Given instruction. Could you give each line of the data below as one string in a JSON list, skipping blank lines and leaving out the pictures?

Input rows.
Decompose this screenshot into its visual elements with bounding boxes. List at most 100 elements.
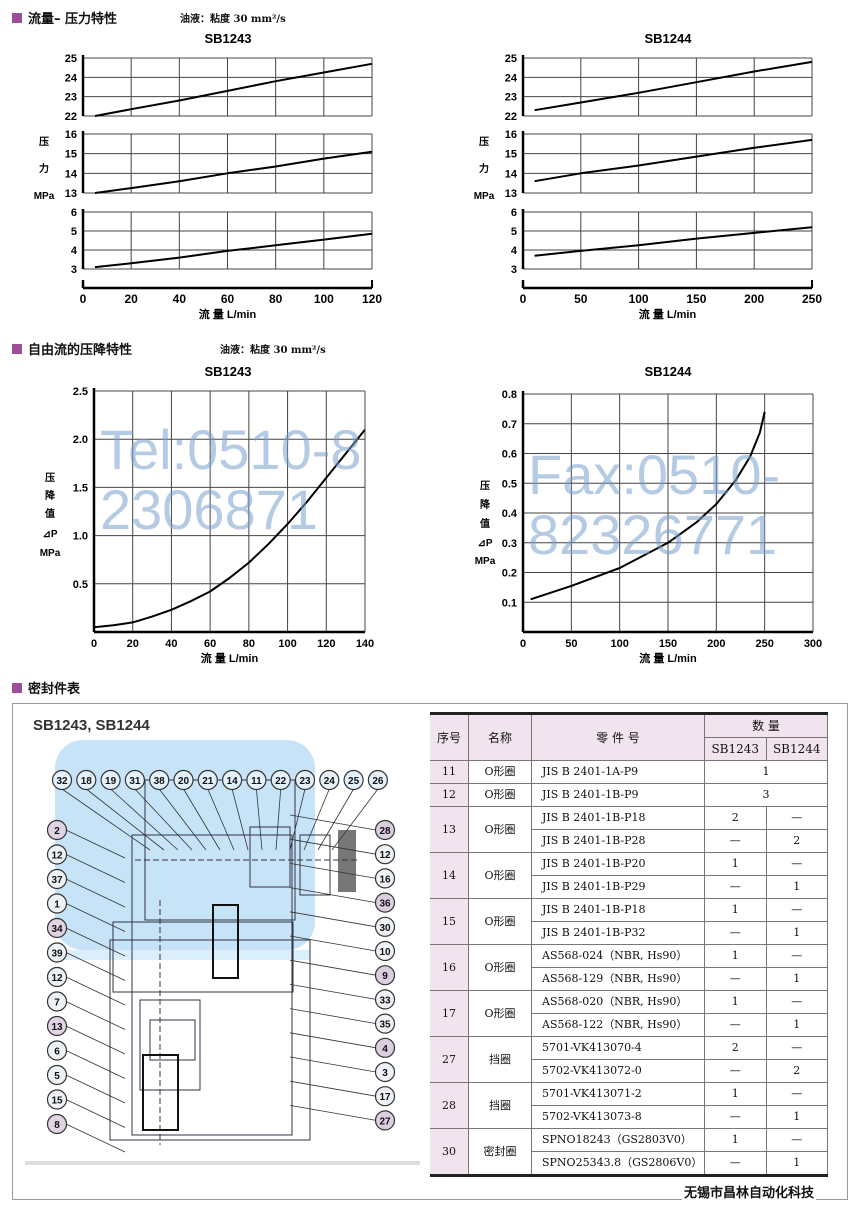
- cell-name: O形圈: [468, 990, 532, 1037]
- callout-leader: [86, 788, 165, 851]
- header-no: 序号: [430, 713, 469, 761]
- callout-leader: [65, 976, 126, 1006]
- callout-circle: [374, 1013, 396, 1034]
- callout-circle: [76, 769, 97, 791]
- y-tick-label: 25: [65, 53, 77, 65]
- y-axis-label: MPa: [40, 548, 61, 559]
- table-row: AS568-122（NBR, Hs90） —1: [430, 1013, 828, 1037]
- cell-qty-sb1244: —: [766, 806, 828, 830]
- cell-qty-sb1244: 2: [766, 1059, 828, 1083]
- cell-part: SPNO18243（GS2803V0）: [531, 1128, 705, 1152]
- cell-qty-sb1243: —: [704, 1105, 767, 1129]
- y-tick-label: 3: [511, 264, 517, 276]
- callout-circle: [46, 966, 68, 988]
- callout-number: 36: [379, 899, 391, 910]
- series-line: [94, 62, 373, 117]
- callout-leader: [65, 1074, 126, 1104]
- x-tick-label: 120: [317, 638, 335, 650]
- callout-number: 12: [379, 850, 391, 861]
- x-tick-label: 100: [278, 638, 296, 650]
- table-row: 12 O形圈 JIS B 2401-1B-P9 3: [430, 783, 828, 807]
- callout-leader: [289, 959, 377, 976]
- y-tick-label: 0.7: [502, 419, 517, 431]
- callout-number: 33: [379, 995, 391, 1006]
- callout-circle: [173, 769, 194, 791]
- cell-part: AS568-129（NBR, Hs90）: [531, 967, 705, 991]
- callout-circle: [46, 819, 68, 841]
- callout-number: 21: [202, 776, 214, 787]
- callout-circle: [374, 1086, 396, 1107]
- header-name: 名称: [468, 713, 532, 761]
- cell-part: JIS B 2401-1A-P9: [531, 760, 705, 784]
- callout-circle: [294, 769, 316, 791]
- header-part: 零 件 号: [531, 713, 705, 761]
- cell-part: JIS B 2401-1B-P9: [531, 783, 705, 807]
- cell-no: 12: [430, 783, 469, 807]
- y-tick-label: 6: [511, 207, 517, 219]
- y-axis-label: 压: [39, 136, 49, 148]
- y-tick-label: 16: [65, 129, 77, 141]
- callout-number: 25: [348, 776, 360, 787]
- callout-circle: [374, 1061, 396, 1083]
- callout-number: 19: [105, 776, 117, 787]
- oil-note: 油液：粘度 30 mm²/s: [180, 14, 286, 25]
- y-axis-label: 力: [39, 162, 49, 175]
- x-tick-label: 250: [755, 638, 773, 650]
- cell-name: O形圈: [468, 760, 532, 784]
- cell-qty-sb1243: —: [704, 875, 767, 899]
- y-tick-label: 22: [65, 111, 77, 123]
- chart-title: SB1243: [205, 364, 252, 379]
- x-tick-label: 60: [221, 292, 235, 306]
- y-tick-label: 0.5: [73, 579, 88, 591]
- y-tick-label: 24: [505, 72, 518, 84]
- y-axis-label: ⊿P: [477, 538, 492, 549]
- y-tick-label: 0.5: [502, 478, 517, 490]
- cell-no: 30: [430, 1128, 469, 1176]
- callout-number: 13: [51, 1022, 63, 1033]
- callout-circle: [374, 892, 396, 913]
- callout-circle: [46, 893, 68, 914]
- series-line: [93, 428, 366, 629]
- callout-number: 27: [379, 1116, 391, 1127]
- y-axis-label: MPa: [474, 191, 495, 202]
- diagram-spring: [142, 1054, 179, 1131]
- callout-leader: [65, 829, 126, 859]
- table-row: 14 O形圈 JIS B 2401-1B-P20 1—: [430, 852, 828, 899]
- series-line: [94, 150, 373, 194]
- x-axis-label: 流 量 L/min: [199, 307, 257, 321]
- callout-leader: [289, 1008, 377, 1024]
- y-axis-label: 降: [480, 498, 491, 511]
- callout-number: 16: [379, 874, 391, 885]
- cell-no: 13: [430, 806, 469, 853]
- table-row: 16 O形圈 AS568-024（NBR, Hs90） 1—: [430, 944, 828, 991]
- chart-0: SB1243 压力 MPa 流 量 L/min 22 23 24 25 13 14 15 16 3 4 5 6…: [34, 31, 383, 321]
- cell-qty: 3: [704, 783, 828, 807]
- x-tick-label: 140: [356, 638, 374, 650]
- section-header-free-flow: 自由流的压降特性: [12, 339, 132, 358]
- cell-qty-sb1244: —: [766, 990, 828, 1014]
- x-tick-label: 80: [269, 292, 283, 306]
- y-axis-label: 力: [479, 162, 489, 175]
- cell-qty-sb1243: 1: [704, 1128, 767, 1152]
- callout-number: 1: [54, 900, 60, 911]
- callout-number: 12: [51, 973, 63, 984]
- cell-qty-sb1243: 1: [704, 1082, 767, 1106]
- cell-part: JIS B 2401-1B-P28: [531, 829, 705, 853]
- callout-leader: [110, 788, 179, 851]
- cell-name: O形圈: [468, 898, 532, 945]
- x-tick-label: 0: [80, 292, 87, 306]
- y-tick-label: 13: [505, 188, 517, 200]
- x-tick-label: 50: [574, 292, 588, 306]
- callout-circle: [46, 1040, 68, 1061]
- header-sb1243: SB1243: [704, 737, 767, 761]
- callout-leader: [256, 788, 263, 851]
- callout-number: 38: [154, 776, 166, 787]
- callout-circle: [222, 769, 243, 791]
- callout-number: 28: [379, 826, 391, 837]
- cell-qty-sb1243: 1: [704, 990, 767, 1014]
- table-row: SPNO25343.8（GS2806V0） —1: [430, 1151, 828, 1176]
- callout-leader: [289, 863, 377, 879]
- cell-qty-sb1243: 2: [704, 806, 767, 830]
- callout-number: 2: [54, 826, 60, 837]
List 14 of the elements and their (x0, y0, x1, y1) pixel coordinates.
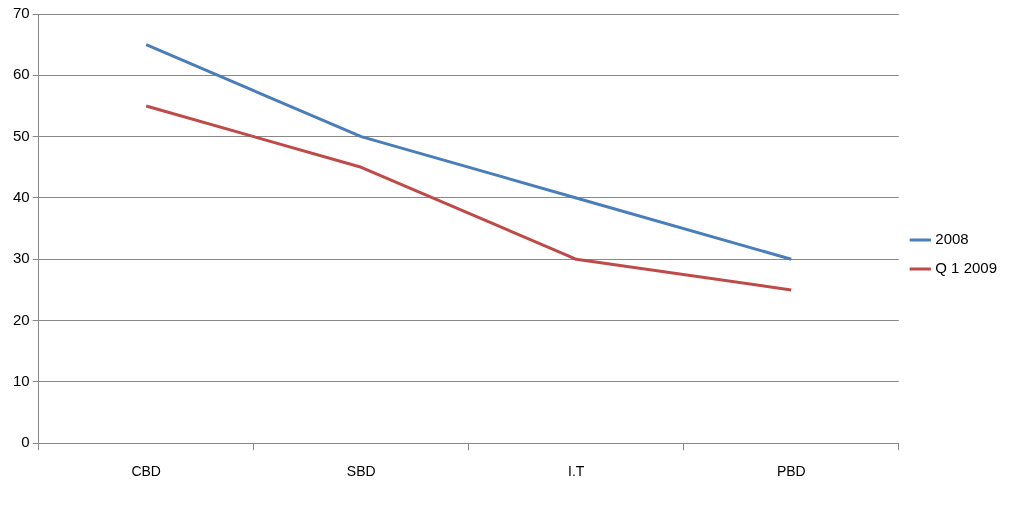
y-tick-label: 60 (13, 65, 30, 83)
x-tick-label: SBD (346, 463, 376, 480)
y-tick-label: 0 (21, 433, 30, 451)
x-tick-label: CBD (131, 463, 161, 480)
y-tick-label: 50 (13, 126, 30, 144)
x-tick-label: PBD (776, 463, 806, 480)
y-tick-label: 70 (13, 4, 30, 22)
y-tick-label: 20 (13, 310, 30, 328)
y-tick-label: 10 (13, 372, 30, 390)
x-tick-label: I.T (568, 463, 585, 480)
y-tick-label: 30 (13, 249, 30, 267)
y-tick-label: 40 (13, 188, 30, 206)
legend-label: Q 1 2009 (935, 259, 997, 277)
legend-label: 2008 (935, 230, 969, 248)
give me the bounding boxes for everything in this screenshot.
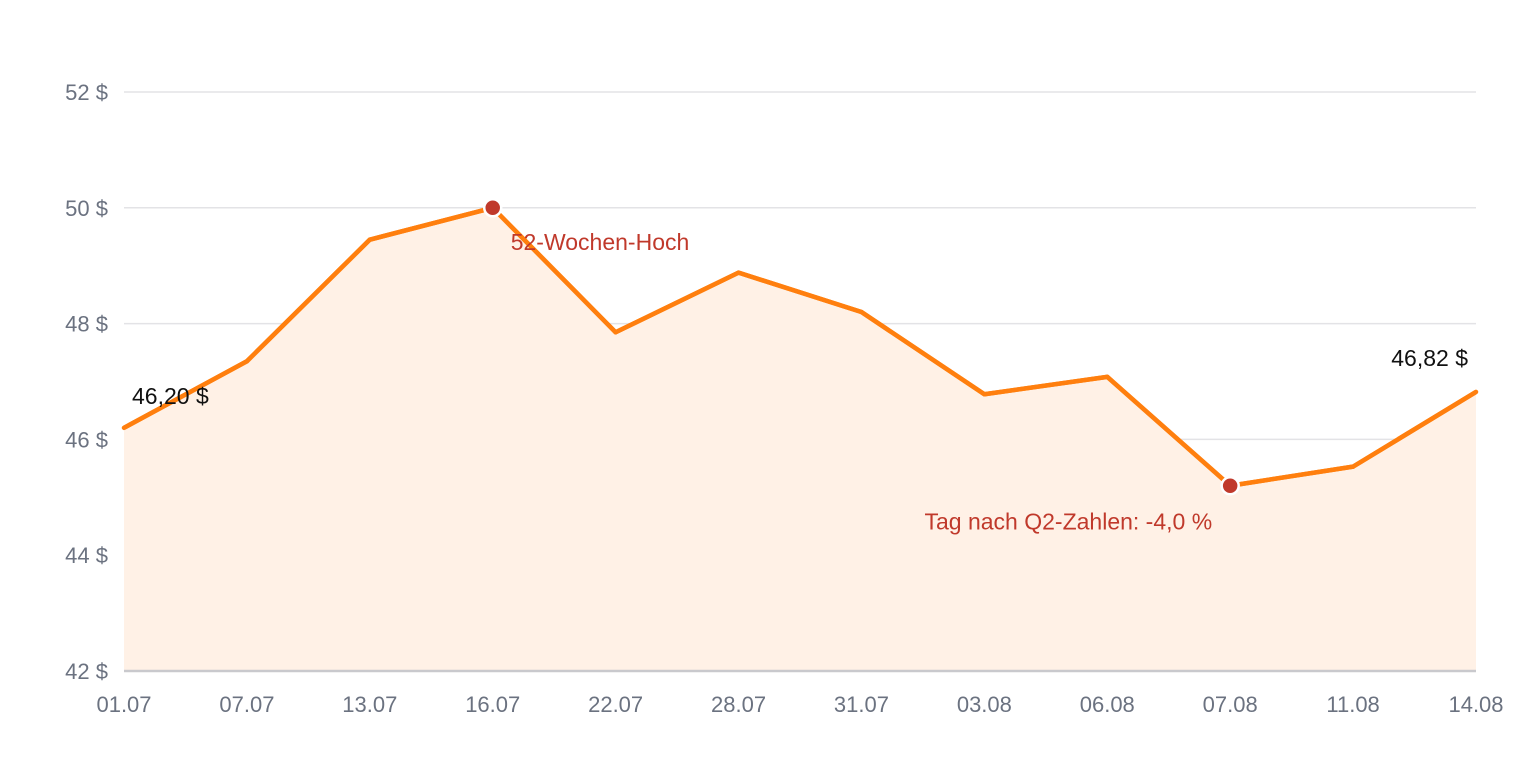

Response to this exercise.
[
  "Decompose this screenshot into its visual elements with bounding boxes. List at most 100 elements.",
  "- cell-name: O形圈: [468, 990, 532, 1037]",
  "- callout-leader: [86, 788, 165, 851]",
  "- header-no: 序号: [430, 713, 469, 761]",
  "- callout-leader: [65, 976, 126, 1006]",
  "- callout-circle: [374, 1013, 396, 1034]",
  "- callout-circle: [76, 769, 97, 791]",
  "- y-tick-label: 25: [65, 53, 77, 65]",
  "- y-axis-label: MPa: [40, 548, 61, 559]",
  "- table-row: AS568-122（NBR, Hs90） —1: [430, 1013, 828, 1037]",
  "- cell-qty-sb1244: —: [766, 806, 828, 830]",
  "- cell-qty-sb1244: 2: [766, 1059, 828, 1083]",
  "- cell-part: SPNO18243（GS2803V0）: [531, 1128, 705, 1152]",
  "- cell-qty-sb1243: —: [704, 1105, 767, 1129]",
  "- y-tick-label: 3: [511, 264, 517, 276]",
  "- callout-circle: [46, 966, 68, 988]",
  "- callout-number: 36: [379, 899, 391, 910]",
  "- series-line: [94, 62, 373, 117]",
  "- callout-leader: [65, 1074, 126, 1104]",
  "- x-tick-label: 120: [317, 638, 335, 650]",
  "- callout-number: 12: [379, 850, 391, 861]",
  "- x-tick-label: 100: [278, 638, 296, 650]",
  "- table-row: 12 O形圈 JIS B 2401-1B-P9 3: [430, 783, 828, 807]",
  "- callout-leader: [289, 959, 377, 976]",
  "- y-tick-label: 0.7: [502, 419, 517, 431]",
  "- callout-number: 33: [379, 995, 391, 1006]",
  "- callout-circle: [173, 769, 194, 791]",
  "- cell-part: AS568-129（NBR, Hs90）: [531, 967, 705, 991]",
  "- callout-circle: [46, 819, 68, 841]",
  "- callout-number: 21: [202, 776, 214, 787]",
  "- callout-circle: [374, 1086, 396, 1107]",
  "- header-name: 名称: [468, 713, 532, 761]",
  "- cell-part: JIS B 2401-1A-P9: [531, 760, 705, 784]",
  "- callout-circle: [294, 769, 316, 791]",
  "- header-part: 零 件 号: [531, 713, 705, 761]",
  "- cell-part: JIS B 2401-1B-P9: [531, 783, 705, 807]",
  "- cell-no: 12: [430, 783, 469, 807]",
  "- y-tick-label: 6: [511, 207, 517, 219]",
  "- y-axis-label: 压: [39, 136, 49, 148]",
  "- y-tick-label: 16: [65, 129, 77, 141]",
  "- callout-number: 25: [348, 776, 360, 787]",
  "- callout-circle: [374, 1061, 396, 1083]",
  "- callout-number: 19: [105, 776, 117, 787]",
  "- oil-note: 油液：粘度 30 mm²/s: [180, 14, 286, 25]",
  "- y-axis-label: 力: [39, 162, 49, 175]",
  "- x-tick-label: 250: [755, 638, 773, 650]",
  "- cell-name: O形圈: [468, 760, 532, 784]",
  "- cell-qty-sb1243: —: [704, 875, 767, 899]",
  "- y-tick-label: 22: [65, 111, 77, 123]",
  "- chart-title: SB1243: [205, 364, 252, 379]",
  "- x-tick-label: 60: [221, 292, 235, 306]",
  "- y-tick-label: 0.5: [73, 579, 88, 591]",
  "- y-tick-label: 24: [505, 72, 518, 84]",
  "- y-axis-label: ⊿P: [477, 538, 492, 549]",
  "- y-tick-label: 0.5: [502, 478, 517, 490]",
  "- cell-no: 30: [430, 1128, 469, 1176]",
  "- callout-number: 13: [51, 1022, 63, 1033]",
  "- callout-circle: [374, 892, 396, 913]",
  "- callout-circle: [46, 893, 68, 914]",
  "- series-line: [93, 428, 366, 629]",
  "- callout-number: 27: [379, 1116, 391, 1127]",
  "- y-axis-label: MPa: [474, 191, 495, 202]",
  "- diagram-spring: [142, 1054, 179, 1131]",
  "- callout-leader: [65, 829, 126, 859]",
  "- table-row: 14 O形圈 JIS B 2401-1B-P20 1—: [430, 852, 828, 899]",
  "- series-line: [94, 150, 373, 194]",
  "- x-axis-label: 流 量 L/min: [199, 307, 257, 321]",
  "- callout-leader: [289, 1008, 377, 1024]",
  "- y-axis-label: 降: [480, 498, 491, 511]",
  "- callout-number: 16: [379, 874, 391, 885]",
  "- cell-no: 13: [430, 806, 469, 853]",
  "- table-row: 16 O形圈 AS568-024（NBR, Hs90） 1—: [430, 944, 828, 991]",
  "- chart-0: SB1243 压力 MPa 流 量 L/min 22 23 24 25 13 14 15 16 3 4 5 6…: [34, 31, 383, 321]",
  "- cell-qty: 3: [704, 783, 828, 807]",
  "- x-tick-label: 140: [356, 638, 374, 650]",
  "- section-header-free-flow: 自由流的压降特性: [12, 339, 132, 358]",
  "- cell-qty-sb1244: —: [766, 990, 828, 1014]",
  "- x-tick-label: 80: [269, 292, 283, 306]",
  "- y-axis-label: 力: [479, 162, 489, 175]",
  "- cell-qty-sb1243: 1: [704, 1128, 767, 1152]",
  "- callout-number: 1: [54, 900, 60, 911]",
  "- callout-number: 12: [51, 973, 63, 984]",
  "- cell-qty-sb1243: 1: [704, 1082, 767, 1106]",
  "- cell-part: JIS B 2401-1B-P28: [531, 829, 705, 853]",
  "- callout-leader: [110, 788, 179, 851]",
  "- cell-name: O形圈: [468, 898, 532, 945]",
  "- x-tick-label: 0: [80, 292, 87, 306]",
  "- y-tick-label: 13: [505, 188, 517, 200]",
  "- x-tick-label: 50: [574, 292, 588, 306]",
  "- callout-circle: [46, 1040, 68, 1061]",
  "- header-sb1243: SB1243: [704, 737, 767, 761]",
  "- callout-leader: [256, 788, 263, 851]",
  "- callout-number: 38: [154, 776, 166, 787]",
  "- callout-circle: [222, 769, 243, 791]",
  "- callout-number: 28: [379, 826, 391, 837]",
  "- cell-qty-sb1243: 1: [704, 990, 767, 1014]",
  "- table-row: SPNO25343.8（GS2806V0） —1: [430, 1151, 828, 1176]",
  "- callout-leader: [289, 863, 377, 879]",
  "- cell-qty-sb1243: 2: [704, 806, 767, 830]",
  "- callout-number: 2: [54, 826, 60, 837]",
  "List 14 of the elements and their (x0, y0, x1, y1) pixel coordinates.",
  "y-tick-label: 60 (13, 65, 30, 83)",
  "x-tick-label: SBD (346, 463, 376, 480)",
  "y-tick-label: 0 (21, 433, 30, 451)",
  "x-tick-label: CBD (131, 463, 161, 480)",
  "y-tick-label: 50 (13, 126, 30, 144)",
  "x-tick-label: PBD (776, 463, 806, 480)",
  "y-tick-label: 70 (13, 4, 30, 22)",
  "y-tick-label: 20 (13, 310, 30, 328)",
  "y-tick-label: 10 (13, 372, 30, 390)",
  "x-tick-label: I.T (568, 463, 585, 480)",
  "y-tick-label: 30 (13, 249, 30, 267)",
  "y-tick-label: 40 (13, 188, 30, 206)",
  "legend-label: Q 1 2009 (935, 259, 997, 277)",
  "legend-label: 2008 (935, 230, 969, 248)",
  "give me the bounding boxes for everything in this screenshot."
]